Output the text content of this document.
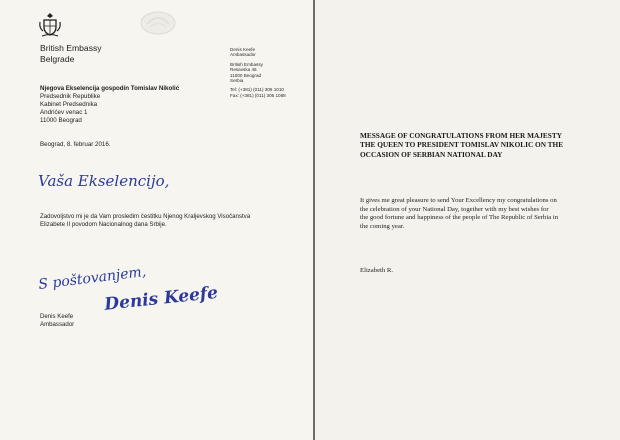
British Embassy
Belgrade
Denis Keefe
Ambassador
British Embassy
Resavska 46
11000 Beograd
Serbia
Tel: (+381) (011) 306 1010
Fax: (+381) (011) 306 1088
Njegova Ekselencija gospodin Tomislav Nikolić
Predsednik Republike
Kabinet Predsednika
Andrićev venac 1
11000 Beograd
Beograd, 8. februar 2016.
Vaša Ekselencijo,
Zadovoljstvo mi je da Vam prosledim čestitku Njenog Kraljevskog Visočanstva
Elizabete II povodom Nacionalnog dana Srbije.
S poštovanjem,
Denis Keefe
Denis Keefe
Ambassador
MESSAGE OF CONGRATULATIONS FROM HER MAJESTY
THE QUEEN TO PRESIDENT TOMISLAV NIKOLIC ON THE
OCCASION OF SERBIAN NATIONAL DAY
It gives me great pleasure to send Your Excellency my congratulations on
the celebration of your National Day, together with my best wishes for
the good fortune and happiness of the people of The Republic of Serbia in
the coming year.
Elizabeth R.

▬▬▬▬▬▬

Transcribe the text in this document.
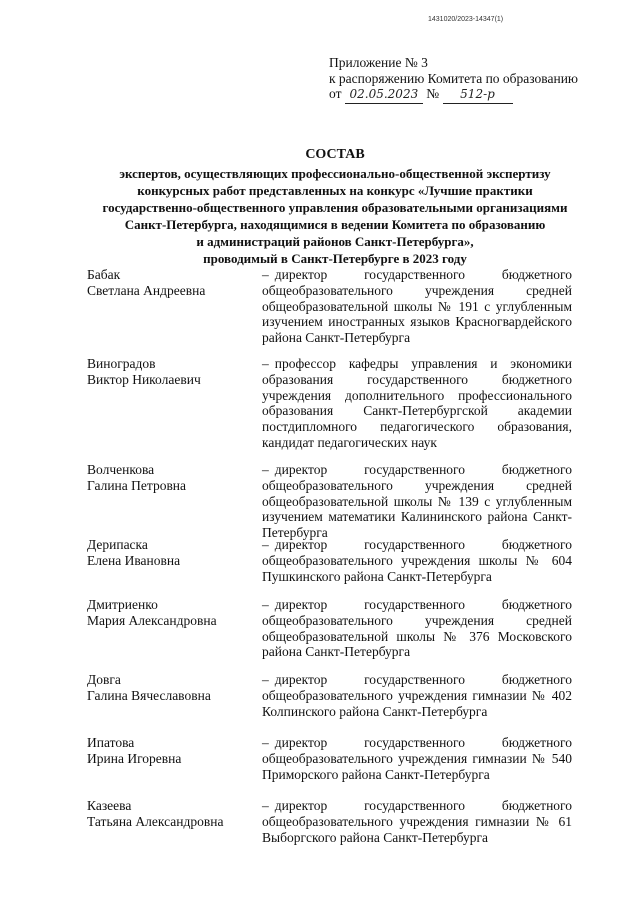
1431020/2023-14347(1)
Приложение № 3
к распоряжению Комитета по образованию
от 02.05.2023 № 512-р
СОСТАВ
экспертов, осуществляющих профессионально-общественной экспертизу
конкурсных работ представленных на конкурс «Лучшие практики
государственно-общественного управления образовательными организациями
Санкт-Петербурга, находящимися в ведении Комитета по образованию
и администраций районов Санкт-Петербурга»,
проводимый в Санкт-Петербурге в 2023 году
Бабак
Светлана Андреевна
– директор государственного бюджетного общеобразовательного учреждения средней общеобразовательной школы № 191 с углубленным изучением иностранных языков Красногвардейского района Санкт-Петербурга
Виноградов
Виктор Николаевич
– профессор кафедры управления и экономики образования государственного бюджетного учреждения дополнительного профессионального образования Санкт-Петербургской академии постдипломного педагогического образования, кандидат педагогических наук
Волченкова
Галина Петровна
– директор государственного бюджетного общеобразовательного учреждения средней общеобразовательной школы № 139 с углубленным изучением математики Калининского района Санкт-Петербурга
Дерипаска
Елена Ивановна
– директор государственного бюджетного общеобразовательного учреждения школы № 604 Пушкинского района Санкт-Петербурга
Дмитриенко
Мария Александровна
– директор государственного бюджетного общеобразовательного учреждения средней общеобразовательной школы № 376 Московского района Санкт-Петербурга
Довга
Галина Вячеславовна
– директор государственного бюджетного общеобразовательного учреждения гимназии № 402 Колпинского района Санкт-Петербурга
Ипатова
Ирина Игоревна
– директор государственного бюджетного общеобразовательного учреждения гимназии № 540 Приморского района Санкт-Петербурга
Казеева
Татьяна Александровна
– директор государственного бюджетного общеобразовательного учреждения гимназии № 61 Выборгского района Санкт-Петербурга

▬▬▬▬▬▬

Above are the records; copy every line in them that holds the word "средней".

■ Exercise solution
– директор государственного бюджетного общеобразовательного учреждения средней общеобразовательной школы № 191 с углубленным изучением иностранных языков Красногвардейского района Санкт-Петербурга
– директор государственного бюджетного общеобразовательного учреждения средней общеобразовательной школы № 139 с углубленным изучением математики Калининского района Санкт-Петербурга
– директор государственного бюджетного общеобразовательного учреждения средней общеобразовательной школы № 376 Московского района Санкт-Петербурга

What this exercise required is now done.